*SHORT EXERCISE*: From the entries below, copy every line holding the word "representation".

*EXTRACTED ENTRIES*:
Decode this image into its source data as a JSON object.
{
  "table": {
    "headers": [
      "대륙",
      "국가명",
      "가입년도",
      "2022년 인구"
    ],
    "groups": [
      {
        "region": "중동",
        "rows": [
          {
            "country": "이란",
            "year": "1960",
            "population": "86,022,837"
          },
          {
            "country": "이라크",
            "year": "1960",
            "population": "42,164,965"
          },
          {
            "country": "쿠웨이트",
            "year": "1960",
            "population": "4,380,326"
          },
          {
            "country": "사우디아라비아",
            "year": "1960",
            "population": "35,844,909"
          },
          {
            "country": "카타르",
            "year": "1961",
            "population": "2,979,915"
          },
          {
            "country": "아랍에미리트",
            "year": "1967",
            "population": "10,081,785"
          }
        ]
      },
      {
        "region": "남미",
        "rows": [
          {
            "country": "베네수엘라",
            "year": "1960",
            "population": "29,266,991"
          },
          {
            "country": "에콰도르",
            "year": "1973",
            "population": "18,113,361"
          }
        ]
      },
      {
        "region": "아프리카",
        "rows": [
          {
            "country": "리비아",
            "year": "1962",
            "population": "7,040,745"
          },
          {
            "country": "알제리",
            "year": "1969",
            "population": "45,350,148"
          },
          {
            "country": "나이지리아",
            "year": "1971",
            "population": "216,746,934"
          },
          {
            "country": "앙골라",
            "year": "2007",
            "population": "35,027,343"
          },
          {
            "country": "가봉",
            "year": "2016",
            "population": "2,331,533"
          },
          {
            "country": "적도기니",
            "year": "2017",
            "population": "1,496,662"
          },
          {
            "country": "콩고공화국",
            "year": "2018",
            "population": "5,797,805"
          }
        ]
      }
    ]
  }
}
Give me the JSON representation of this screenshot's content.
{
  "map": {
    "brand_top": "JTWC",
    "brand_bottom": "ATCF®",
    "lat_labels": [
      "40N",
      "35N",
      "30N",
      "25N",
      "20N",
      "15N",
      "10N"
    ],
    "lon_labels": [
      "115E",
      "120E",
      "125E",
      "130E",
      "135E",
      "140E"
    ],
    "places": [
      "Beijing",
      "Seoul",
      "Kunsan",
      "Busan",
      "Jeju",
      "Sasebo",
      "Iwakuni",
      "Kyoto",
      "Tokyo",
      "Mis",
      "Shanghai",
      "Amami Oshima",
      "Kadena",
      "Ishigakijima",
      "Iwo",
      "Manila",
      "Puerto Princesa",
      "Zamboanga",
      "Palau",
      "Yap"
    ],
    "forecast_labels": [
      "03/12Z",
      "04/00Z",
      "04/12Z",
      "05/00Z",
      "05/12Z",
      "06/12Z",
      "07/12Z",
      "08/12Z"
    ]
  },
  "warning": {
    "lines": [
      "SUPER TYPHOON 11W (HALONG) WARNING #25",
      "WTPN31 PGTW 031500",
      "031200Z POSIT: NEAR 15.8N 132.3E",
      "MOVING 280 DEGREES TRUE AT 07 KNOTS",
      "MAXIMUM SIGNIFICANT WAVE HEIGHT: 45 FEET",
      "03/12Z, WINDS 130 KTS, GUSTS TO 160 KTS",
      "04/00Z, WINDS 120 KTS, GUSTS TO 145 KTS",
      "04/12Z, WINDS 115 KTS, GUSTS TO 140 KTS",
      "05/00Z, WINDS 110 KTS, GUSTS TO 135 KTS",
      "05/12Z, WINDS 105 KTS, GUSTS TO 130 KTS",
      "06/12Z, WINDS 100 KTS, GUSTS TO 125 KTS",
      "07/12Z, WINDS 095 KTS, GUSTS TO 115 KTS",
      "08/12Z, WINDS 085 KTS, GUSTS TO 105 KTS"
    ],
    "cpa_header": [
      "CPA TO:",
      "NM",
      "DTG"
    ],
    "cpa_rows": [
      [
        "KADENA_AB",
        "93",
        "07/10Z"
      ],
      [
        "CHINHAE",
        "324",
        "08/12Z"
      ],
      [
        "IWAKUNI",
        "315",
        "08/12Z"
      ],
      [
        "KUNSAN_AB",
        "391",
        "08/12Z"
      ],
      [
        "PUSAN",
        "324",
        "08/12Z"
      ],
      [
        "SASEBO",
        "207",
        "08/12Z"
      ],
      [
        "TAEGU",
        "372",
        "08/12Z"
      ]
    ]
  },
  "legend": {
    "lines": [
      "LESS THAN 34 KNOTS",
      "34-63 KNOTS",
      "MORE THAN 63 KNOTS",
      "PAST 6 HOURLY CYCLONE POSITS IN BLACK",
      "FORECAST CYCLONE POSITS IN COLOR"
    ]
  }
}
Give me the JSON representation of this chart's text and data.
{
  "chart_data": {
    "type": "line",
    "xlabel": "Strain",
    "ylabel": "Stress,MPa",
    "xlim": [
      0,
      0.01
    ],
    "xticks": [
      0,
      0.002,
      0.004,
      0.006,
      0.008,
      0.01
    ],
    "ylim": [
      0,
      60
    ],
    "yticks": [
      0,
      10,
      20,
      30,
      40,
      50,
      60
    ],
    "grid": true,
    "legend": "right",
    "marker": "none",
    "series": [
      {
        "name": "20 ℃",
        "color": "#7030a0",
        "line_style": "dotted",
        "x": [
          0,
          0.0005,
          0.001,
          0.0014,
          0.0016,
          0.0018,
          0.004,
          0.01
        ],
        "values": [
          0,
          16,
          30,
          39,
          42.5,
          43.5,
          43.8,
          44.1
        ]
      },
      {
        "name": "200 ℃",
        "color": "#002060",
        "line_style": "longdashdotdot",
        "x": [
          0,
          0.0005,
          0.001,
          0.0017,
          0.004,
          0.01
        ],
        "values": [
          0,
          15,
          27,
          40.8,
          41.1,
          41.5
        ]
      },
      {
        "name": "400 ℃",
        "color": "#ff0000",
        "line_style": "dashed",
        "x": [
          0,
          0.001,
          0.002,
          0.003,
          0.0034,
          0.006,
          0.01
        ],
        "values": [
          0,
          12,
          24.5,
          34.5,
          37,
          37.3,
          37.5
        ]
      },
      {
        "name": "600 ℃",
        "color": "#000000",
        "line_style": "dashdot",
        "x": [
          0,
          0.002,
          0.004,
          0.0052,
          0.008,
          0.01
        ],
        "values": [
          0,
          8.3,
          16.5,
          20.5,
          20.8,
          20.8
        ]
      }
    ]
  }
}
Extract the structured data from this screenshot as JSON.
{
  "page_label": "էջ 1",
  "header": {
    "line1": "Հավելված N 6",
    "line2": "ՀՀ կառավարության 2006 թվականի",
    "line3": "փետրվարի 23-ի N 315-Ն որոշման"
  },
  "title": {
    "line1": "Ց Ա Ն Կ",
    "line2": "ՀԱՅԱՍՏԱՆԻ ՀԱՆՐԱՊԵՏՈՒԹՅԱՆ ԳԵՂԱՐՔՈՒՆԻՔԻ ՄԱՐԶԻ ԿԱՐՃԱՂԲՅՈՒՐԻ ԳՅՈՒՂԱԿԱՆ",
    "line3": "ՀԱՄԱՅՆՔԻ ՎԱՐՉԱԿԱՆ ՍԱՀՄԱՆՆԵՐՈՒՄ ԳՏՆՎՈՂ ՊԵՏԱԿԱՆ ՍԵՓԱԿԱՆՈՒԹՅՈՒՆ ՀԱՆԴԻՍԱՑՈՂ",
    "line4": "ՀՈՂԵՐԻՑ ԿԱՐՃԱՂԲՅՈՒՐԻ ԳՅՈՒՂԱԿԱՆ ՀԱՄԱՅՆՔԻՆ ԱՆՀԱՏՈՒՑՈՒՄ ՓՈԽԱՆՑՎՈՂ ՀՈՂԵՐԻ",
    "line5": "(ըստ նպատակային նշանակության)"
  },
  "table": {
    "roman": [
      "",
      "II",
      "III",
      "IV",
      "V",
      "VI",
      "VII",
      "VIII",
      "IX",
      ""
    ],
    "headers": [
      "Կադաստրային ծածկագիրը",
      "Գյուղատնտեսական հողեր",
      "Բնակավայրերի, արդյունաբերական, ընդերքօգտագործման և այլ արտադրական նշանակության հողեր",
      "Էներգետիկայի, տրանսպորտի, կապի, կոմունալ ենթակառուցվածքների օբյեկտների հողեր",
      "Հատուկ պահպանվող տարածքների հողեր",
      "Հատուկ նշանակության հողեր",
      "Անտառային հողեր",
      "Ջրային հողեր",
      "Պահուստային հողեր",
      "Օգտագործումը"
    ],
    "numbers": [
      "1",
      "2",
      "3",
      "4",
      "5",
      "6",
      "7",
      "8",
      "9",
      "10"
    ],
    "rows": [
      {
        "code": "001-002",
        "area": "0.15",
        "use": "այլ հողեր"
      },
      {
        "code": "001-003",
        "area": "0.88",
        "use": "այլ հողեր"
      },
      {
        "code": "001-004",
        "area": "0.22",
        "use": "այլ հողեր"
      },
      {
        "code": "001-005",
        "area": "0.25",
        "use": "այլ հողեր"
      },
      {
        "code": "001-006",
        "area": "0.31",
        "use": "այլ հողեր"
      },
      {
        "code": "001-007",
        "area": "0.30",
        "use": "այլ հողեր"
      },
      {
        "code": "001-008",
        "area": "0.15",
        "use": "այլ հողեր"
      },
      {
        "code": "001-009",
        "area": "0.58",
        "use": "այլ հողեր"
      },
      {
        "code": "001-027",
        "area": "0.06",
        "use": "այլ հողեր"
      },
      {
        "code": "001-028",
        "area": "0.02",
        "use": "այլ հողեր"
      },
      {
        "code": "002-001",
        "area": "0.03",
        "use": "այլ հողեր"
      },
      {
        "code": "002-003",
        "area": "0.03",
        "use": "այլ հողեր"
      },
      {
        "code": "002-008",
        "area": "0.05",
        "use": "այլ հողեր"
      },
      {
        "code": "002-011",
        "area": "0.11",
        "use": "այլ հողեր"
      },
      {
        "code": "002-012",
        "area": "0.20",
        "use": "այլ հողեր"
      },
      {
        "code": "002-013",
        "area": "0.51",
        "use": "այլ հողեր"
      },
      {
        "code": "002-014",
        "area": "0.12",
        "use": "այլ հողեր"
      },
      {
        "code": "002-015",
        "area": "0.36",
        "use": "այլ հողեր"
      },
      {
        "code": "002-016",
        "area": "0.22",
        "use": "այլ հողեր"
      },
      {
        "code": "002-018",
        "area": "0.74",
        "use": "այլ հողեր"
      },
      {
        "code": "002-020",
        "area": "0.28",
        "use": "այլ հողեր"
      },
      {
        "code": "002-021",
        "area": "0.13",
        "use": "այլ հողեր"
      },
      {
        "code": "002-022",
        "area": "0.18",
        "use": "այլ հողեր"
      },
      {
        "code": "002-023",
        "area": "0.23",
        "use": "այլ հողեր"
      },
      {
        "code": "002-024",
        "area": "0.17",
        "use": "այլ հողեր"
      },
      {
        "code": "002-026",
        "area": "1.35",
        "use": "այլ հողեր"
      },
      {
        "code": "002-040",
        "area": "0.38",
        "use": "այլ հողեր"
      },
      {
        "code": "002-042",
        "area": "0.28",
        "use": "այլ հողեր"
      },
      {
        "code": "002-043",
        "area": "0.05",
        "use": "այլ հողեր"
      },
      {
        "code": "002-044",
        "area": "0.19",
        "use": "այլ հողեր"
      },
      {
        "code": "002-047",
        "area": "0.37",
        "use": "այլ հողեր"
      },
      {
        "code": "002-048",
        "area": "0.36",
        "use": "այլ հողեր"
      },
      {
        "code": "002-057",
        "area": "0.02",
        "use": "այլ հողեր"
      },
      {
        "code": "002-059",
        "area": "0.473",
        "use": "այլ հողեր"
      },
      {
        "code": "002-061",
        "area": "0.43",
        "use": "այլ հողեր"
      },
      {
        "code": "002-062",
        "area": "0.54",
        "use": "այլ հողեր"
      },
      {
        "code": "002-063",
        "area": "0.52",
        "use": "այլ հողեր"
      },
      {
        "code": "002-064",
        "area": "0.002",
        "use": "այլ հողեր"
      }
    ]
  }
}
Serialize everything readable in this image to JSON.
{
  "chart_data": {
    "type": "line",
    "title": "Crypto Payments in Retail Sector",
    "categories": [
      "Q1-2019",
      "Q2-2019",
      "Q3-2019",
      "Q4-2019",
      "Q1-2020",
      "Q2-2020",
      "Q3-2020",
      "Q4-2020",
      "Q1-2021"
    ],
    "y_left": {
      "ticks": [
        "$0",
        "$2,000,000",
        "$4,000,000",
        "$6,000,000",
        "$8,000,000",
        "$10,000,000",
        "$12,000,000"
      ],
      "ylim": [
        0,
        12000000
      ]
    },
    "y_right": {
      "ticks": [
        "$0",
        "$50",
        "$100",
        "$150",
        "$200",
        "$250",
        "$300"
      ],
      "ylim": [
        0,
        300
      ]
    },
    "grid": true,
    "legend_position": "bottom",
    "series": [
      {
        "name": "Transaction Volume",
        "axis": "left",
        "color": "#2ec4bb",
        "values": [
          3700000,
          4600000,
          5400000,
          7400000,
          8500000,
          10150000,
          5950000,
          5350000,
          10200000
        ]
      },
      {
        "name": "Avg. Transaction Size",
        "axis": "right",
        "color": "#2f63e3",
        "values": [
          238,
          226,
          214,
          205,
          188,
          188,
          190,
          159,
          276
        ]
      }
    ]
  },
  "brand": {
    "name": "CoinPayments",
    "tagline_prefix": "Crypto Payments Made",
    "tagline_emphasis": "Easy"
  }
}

*RESULT FOR THIS TASK*:
Give me the JSON representation of this screenshot's content.
Give me the JSON representation of this chart's text and data.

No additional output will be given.